> Problem details
Below is a block of records; return all of them exactly, but without the images.

> Material shown
-*-

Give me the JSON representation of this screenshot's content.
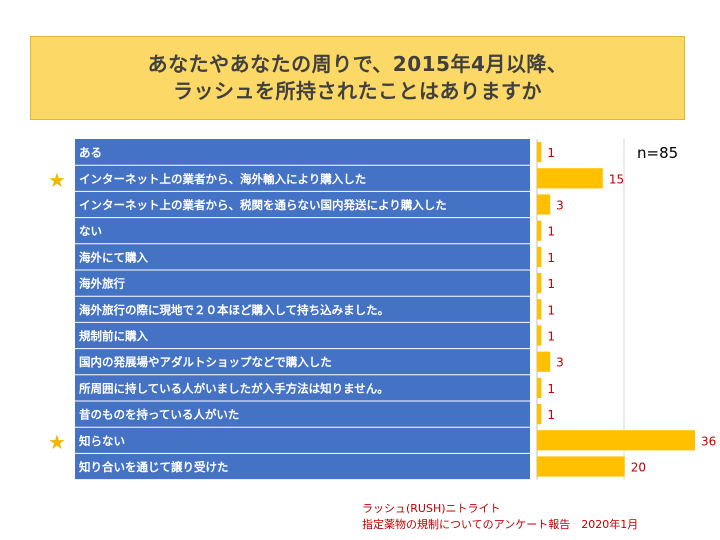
{
  "title": {
    "line1": "あなたやあなたの周りで、2015年4月以降、",
    "line2": "ラッシュを所持されたことはありますか"
  },
  "sample_size": "n=85",
  "footnote": {
    "line1": "ラッシュ(RUSH)ニトライト",
    "line2": "指定薬物の規制についてのアンケート報告　2020年1月"
  },
  "colors": {
    "label_bg": "#4472c4",
    "bar": "#ffc000",
    "value_text": "#c00000",
    "title_bg": "#fcd966",
    "star": "#f2b800"
  },
  "stars": [
    "★",
    "★"
  ],
  "chart_data": {
    "type": "bar",
    "orientation": "horizontal",
    "categories": [
      "ある",
      "インターネット上の業者から、海外輸入により購入した",
      "インターネット上の業者から、税関を通らない国内発送により購入した",
      "ない",
      "海外にて購入",
      "海外旅行",
      "海外旅行の際に現地で２０本ほど購入して持ち込みました。",
      "規制前に購入",
      "国内の発展場やアダルトショップなどで購入した",
      "所周囲に持している人がいましたが入手方法は知りません。",
      "昔のものを持っている人がいた",
      "知らない",
      "知り合いを通じて譲り受けた"
    ],
    "values": [
      1,
      15,
      3,
      1,
      1,
      1,
      1,
      1,
      3,
      1,
      1,
      36,
      20
    ],
    "data_labels": [
      "1",
      "15",
      "3",
      "1",
      "1",
      "1",
      "1",
      "1",
      "3",
      "1",
      "1",
      "36",
      "20"
    ],
    "starred_categories": [
      "インターネット上の業者から、海外輸入により購入した",
      "知らない"
    ],
    "xlim": [
      0,
      36
    ],
    "grid": false,
    "legend": "none"
  }
}
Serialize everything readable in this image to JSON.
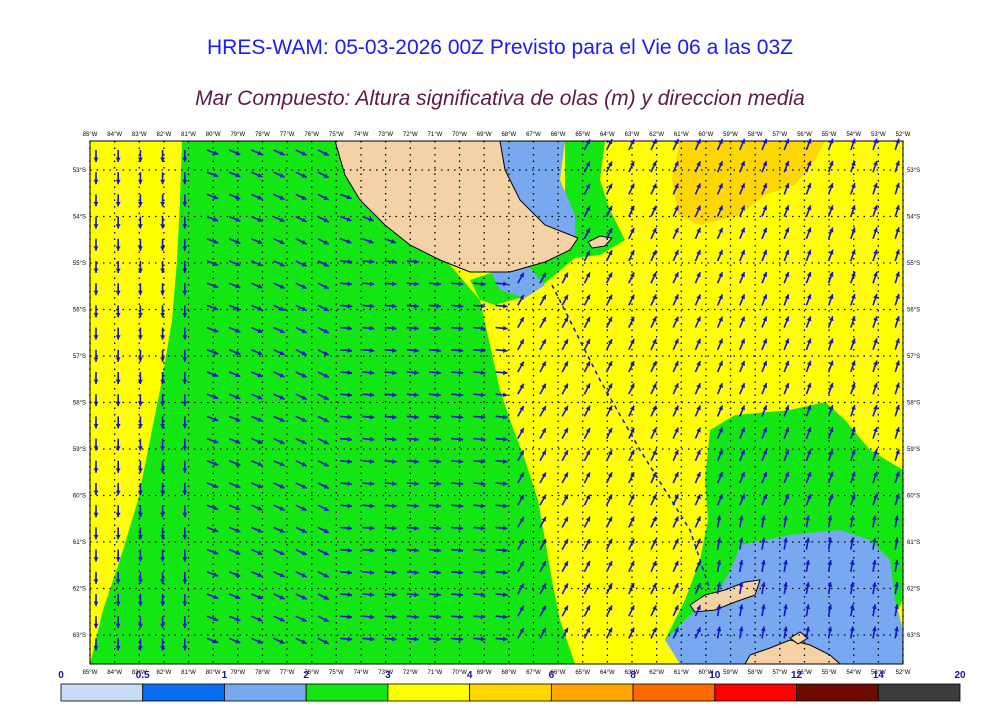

-*-

> Exercise solution
Give me the JSON representation of this screenshot's content.
{
  "title": {
    "line1": "あなたやあなたの周りで、2015年4月以降、",
    "line2": "ラッシュを所持されたことはありますか"
  },
  "sample_size": "n=85",
  "footnote": {
    "line1": "ラッシュ(RUSH)ニトライト",
    "line2": "指定薬物の規制についてのアンケート報告　2020年1月"
  },
  "colors": {
    "label_bg": "#4472c4",
    "bar": "#ffc000",
    "value_text": "#c00000",
    "title_bg": "#fcd966",
    "star": "#f2b800"
  },
  "stars": [
    "★",
    "★"
  ],
  "chart_data": {
    "type": "bar",
    "orientation": "horizontal",
    "categories": [
      "ある",
      "インターネット上の業者から、海外輸入により購入した",
      "インターネット上の業者から、税関を通らない国内発送により購入した",
      "ない",
      "海外にて購入",
      "海外旅行",
      "海外旅行の際に現地で２０本ほど購入して持ち込みました。",
      "規制前に購入",
      "国内の発展場やアダルトショップなどで購入した",
      "所周囲に持している人がいましたが入手方法は知りません。",
      "昔のものを持っている人がいた",
      "知らない",
      "知り合いを通じて譲り受けた"
    ],
    "values": [
      1,
      15,
      3,
      1,
      1,
      1,
      1,
      1,
      3,
      1,
      1,
      36,
      20
    ],
    "data_labels": [
      "1",
      "15",
      "3",
      "1",
      "1",
      "1",
      "1",
      "1",
      "3",
      "1",
      "1",
      "36",
      "20"
    ],
    "starred_categories": [
      "インターネット上の業者から、海外輸入により購入した",
      "知らない"
    ],
    "xlim": [
      0,
      36
    ],
    "grid": false,
    "legend": "none"
  }
}
Serialize everything readable in this image to JSON.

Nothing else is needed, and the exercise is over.